| EXERCISE OBJECTIVE |
The listing below is the input. Say how many of its lines contain "Keskellä", giving the number alone.
----- PROVIDED MATERIAL
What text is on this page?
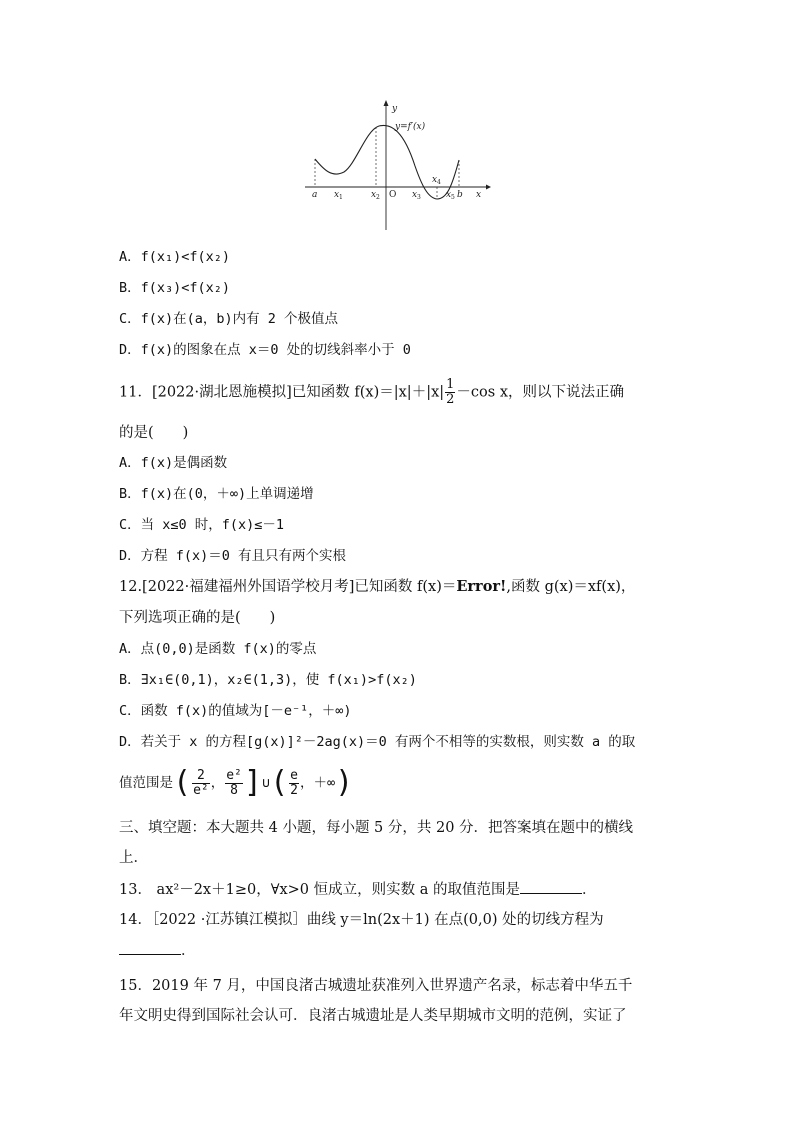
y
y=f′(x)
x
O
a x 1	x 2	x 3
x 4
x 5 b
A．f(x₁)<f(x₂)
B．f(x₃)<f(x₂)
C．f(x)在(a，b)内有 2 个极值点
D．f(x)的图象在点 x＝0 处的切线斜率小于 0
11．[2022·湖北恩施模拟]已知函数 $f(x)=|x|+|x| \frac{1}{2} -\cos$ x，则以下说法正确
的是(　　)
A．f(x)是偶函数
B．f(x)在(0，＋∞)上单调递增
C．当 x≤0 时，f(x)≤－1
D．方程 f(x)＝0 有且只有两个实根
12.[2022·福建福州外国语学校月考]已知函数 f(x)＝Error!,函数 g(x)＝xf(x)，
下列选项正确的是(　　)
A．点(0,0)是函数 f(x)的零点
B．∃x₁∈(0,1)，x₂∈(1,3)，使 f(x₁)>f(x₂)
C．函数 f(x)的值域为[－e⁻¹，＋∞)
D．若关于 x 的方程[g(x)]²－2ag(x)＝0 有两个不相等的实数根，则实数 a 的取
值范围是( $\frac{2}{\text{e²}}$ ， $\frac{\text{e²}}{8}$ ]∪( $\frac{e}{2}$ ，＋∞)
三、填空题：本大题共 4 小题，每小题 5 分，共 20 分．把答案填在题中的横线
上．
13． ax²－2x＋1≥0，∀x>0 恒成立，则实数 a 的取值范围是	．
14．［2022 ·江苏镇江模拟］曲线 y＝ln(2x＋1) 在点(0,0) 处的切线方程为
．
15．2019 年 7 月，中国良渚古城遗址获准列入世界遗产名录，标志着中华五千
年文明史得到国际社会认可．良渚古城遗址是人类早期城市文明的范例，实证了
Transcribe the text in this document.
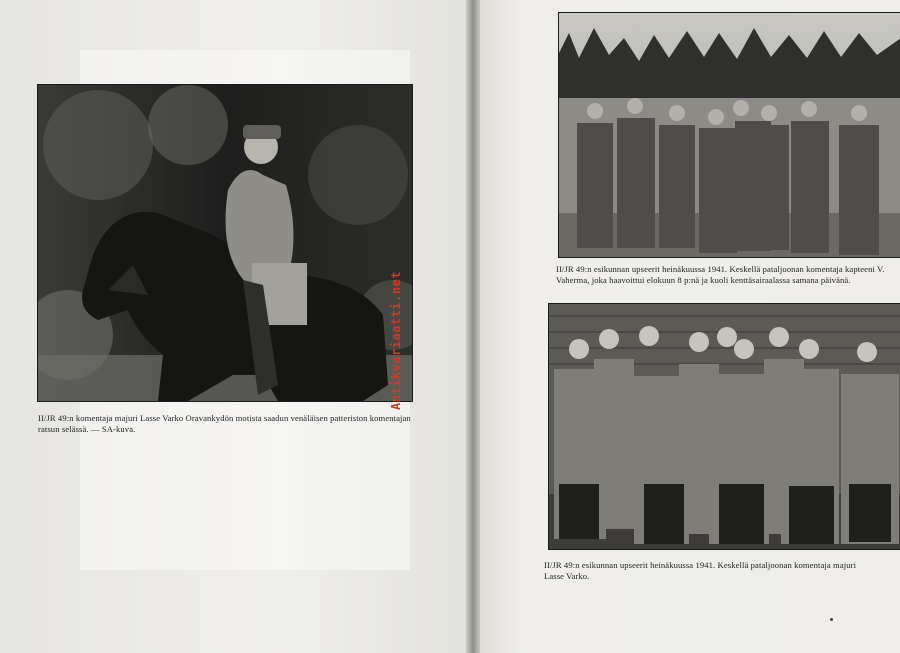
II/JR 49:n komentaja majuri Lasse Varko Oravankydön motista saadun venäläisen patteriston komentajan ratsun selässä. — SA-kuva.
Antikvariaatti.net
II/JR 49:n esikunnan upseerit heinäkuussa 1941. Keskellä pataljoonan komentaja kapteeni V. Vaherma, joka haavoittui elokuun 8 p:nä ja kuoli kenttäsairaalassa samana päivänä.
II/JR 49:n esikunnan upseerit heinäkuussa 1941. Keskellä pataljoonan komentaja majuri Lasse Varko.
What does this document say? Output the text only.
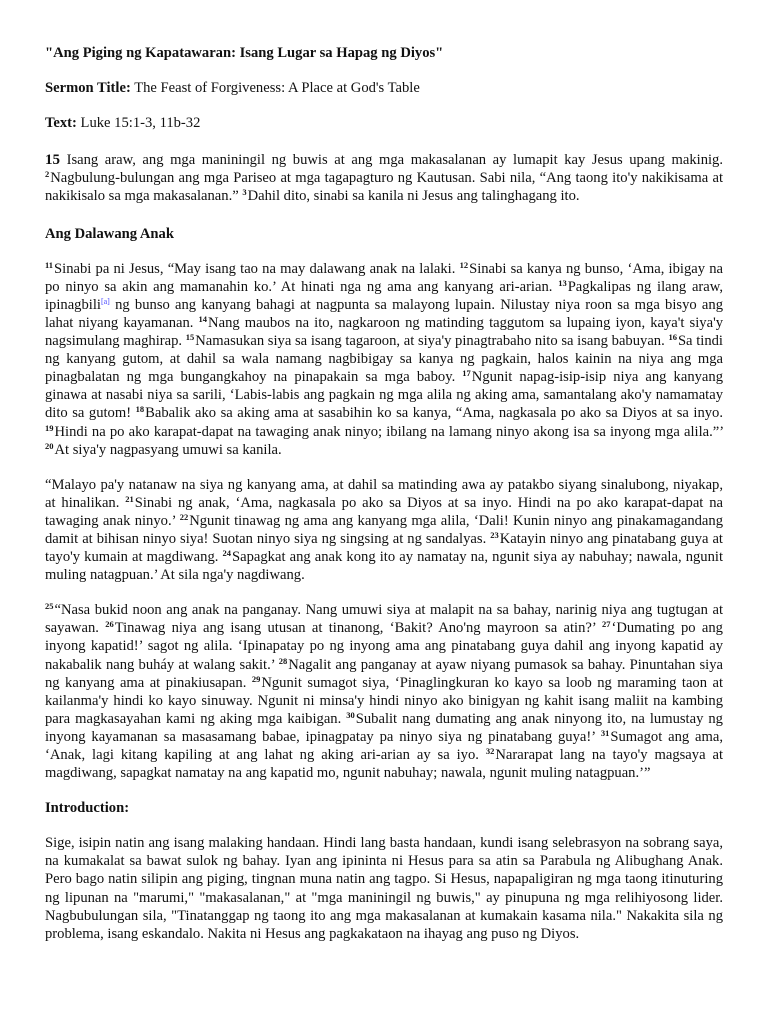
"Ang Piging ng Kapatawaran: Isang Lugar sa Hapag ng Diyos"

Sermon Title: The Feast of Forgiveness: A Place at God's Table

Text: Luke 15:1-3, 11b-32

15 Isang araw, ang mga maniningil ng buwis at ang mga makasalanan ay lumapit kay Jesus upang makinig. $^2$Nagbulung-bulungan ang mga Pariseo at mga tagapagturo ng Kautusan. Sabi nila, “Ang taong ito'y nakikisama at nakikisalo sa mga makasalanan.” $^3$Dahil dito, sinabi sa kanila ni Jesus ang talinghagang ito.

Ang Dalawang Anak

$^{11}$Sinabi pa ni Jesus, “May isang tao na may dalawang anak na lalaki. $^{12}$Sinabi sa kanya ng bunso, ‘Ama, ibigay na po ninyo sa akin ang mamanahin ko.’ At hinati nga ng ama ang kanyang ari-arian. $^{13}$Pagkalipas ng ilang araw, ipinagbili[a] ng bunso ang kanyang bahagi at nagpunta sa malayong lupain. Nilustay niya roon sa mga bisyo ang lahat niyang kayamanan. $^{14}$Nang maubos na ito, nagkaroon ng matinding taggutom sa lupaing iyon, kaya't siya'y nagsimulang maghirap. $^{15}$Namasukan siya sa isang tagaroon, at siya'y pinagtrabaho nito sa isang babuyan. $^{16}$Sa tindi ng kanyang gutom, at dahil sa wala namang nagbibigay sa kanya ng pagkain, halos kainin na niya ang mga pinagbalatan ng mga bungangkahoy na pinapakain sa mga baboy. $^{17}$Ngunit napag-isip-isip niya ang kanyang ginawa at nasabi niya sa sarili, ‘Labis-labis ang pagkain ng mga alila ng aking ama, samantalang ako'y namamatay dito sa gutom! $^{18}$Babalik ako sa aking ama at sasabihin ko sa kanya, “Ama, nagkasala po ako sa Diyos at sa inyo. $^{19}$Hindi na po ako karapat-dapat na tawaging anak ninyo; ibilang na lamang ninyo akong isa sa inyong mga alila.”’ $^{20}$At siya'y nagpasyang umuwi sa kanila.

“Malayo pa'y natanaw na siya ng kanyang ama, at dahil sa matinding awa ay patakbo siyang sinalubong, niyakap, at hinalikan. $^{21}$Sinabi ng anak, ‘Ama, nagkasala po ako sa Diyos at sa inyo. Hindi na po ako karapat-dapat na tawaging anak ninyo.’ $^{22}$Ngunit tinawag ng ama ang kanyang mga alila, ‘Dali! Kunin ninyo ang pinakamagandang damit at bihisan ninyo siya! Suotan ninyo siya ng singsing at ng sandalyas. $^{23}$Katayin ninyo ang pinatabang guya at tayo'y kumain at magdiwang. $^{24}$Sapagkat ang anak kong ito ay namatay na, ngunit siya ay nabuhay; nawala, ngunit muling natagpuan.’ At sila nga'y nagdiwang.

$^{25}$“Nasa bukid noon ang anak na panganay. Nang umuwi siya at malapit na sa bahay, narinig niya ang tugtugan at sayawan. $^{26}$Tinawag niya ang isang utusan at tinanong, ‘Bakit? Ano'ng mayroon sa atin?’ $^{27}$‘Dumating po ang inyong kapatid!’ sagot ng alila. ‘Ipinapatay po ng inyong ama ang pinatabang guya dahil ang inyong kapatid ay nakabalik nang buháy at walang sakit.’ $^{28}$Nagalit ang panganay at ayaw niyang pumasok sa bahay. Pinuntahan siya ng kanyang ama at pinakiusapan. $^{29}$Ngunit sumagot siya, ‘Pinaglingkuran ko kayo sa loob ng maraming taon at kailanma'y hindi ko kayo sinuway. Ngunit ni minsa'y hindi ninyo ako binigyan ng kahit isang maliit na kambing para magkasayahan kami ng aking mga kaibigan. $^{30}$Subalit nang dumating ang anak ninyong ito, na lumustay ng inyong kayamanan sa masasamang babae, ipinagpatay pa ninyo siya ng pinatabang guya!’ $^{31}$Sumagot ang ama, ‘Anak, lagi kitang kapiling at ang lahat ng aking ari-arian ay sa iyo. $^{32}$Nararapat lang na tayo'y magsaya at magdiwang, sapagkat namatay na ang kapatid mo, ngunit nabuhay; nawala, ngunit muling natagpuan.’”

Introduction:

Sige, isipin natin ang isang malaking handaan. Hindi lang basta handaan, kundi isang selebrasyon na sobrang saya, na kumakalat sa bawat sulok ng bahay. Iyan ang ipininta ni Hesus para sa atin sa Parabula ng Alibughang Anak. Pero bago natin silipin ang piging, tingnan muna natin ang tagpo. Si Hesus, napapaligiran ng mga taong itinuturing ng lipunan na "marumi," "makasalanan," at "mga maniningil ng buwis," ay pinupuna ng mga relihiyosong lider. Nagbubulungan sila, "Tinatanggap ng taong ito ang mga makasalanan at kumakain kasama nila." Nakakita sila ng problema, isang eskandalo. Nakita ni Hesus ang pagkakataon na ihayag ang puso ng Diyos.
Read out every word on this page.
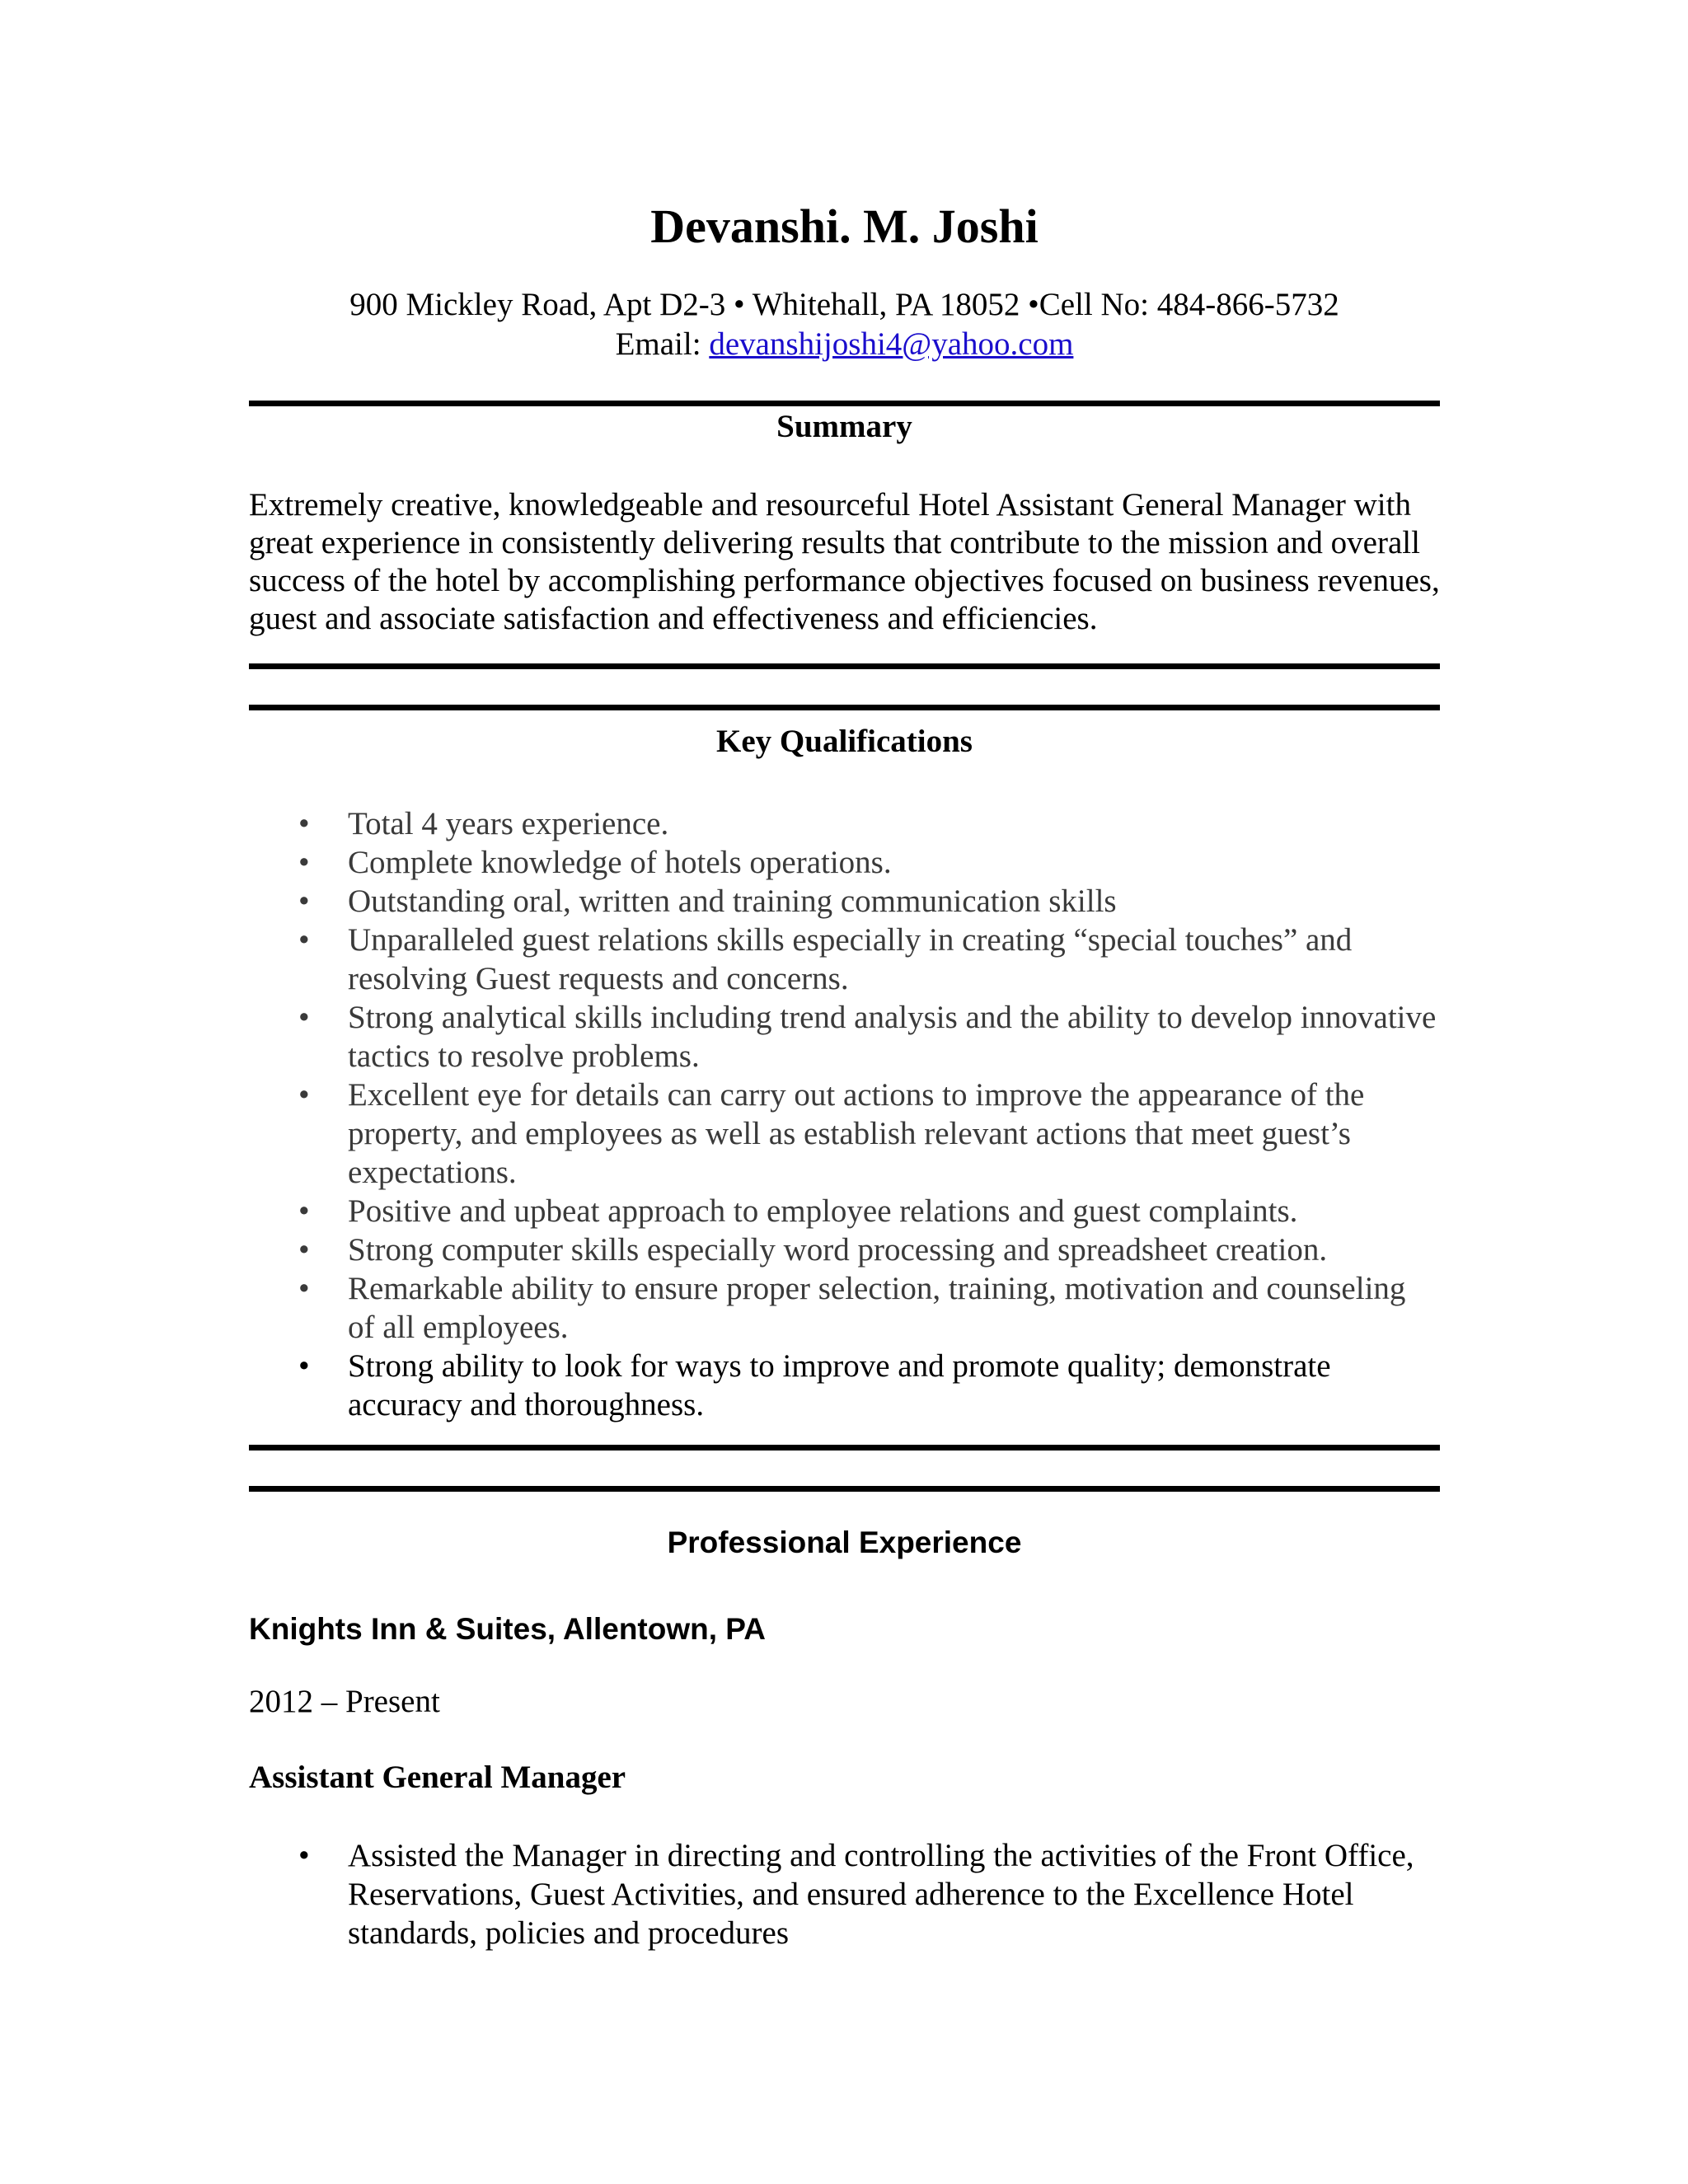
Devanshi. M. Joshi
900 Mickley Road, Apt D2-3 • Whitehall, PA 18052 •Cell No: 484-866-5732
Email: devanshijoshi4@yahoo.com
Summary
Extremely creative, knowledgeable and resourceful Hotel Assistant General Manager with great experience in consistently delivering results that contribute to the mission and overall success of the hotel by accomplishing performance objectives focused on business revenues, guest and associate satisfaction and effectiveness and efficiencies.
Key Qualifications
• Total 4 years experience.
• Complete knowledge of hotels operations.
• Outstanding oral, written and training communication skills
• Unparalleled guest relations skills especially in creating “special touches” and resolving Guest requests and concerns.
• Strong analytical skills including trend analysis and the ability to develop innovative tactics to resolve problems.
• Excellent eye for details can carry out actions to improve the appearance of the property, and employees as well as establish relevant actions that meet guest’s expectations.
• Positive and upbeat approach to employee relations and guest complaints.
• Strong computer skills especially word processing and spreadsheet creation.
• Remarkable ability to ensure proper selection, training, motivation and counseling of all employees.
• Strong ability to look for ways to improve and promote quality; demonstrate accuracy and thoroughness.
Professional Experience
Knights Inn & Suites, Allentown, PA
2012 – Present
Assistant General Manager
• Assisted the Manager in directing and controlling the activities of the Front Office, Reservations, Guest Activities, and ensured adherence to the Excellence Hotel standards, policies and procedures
----------
| FULL SOLUTION |
2